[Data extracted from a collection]
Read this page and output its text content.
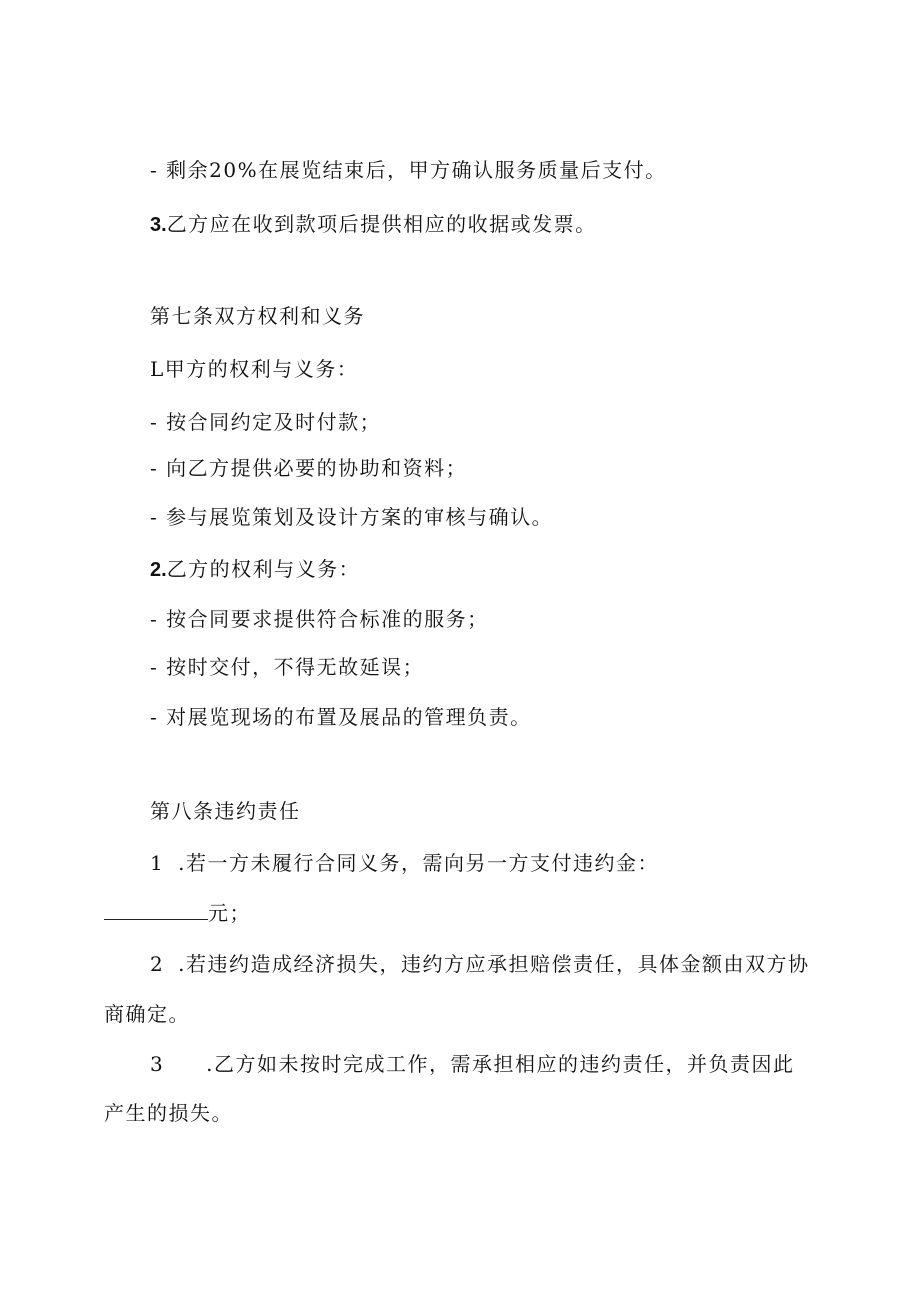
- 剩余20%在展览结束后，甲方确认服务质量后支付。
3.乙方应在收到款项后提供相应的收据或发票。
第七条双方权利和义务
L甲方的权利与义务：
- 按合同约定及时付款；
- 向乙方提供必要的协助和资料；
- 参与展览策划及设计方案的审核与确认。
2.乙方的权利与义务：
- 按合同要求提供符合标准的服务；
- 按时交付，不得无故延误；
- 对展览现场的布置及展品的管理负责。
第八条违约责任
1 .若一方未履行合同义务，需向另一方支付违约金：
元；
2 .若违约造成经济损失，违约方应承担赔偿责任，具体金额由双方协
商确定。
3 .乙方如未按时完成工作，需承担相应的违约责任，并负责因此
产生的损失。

# What the task asks
Make a verbatim copy of all the entries and strip out the pictures.

# The response
Read this page and output its text content.
- 剩余20%在展览结束后，甲方确认服务质量后支付。
3.乙方应在收到款项后提供相应的收据或发票。
第七条双方权利和义务
L甲方的权利与义务：
- 按合同约定及时付款；
- 向乙方提供必要的协助和资料；
- 参与展览策划及设计方案的审核与确认。
2.乙方的权利与义务：
- 按合同要求提供符合标准的服务；
- 按时交付，不得无故延误；
- 对展览现场的布置及展品的管理负责。
第八条违约责任
1 .若一方未履行合同义务，需向另一方支付违约金：
元；
2 .若违约造成经济损失，违约方应承担赔偿责任，具体金额由双方协
商确定。
3 .乙方如未按时完成工作，需承担相应的违约责任，并负责因此
产生的损失。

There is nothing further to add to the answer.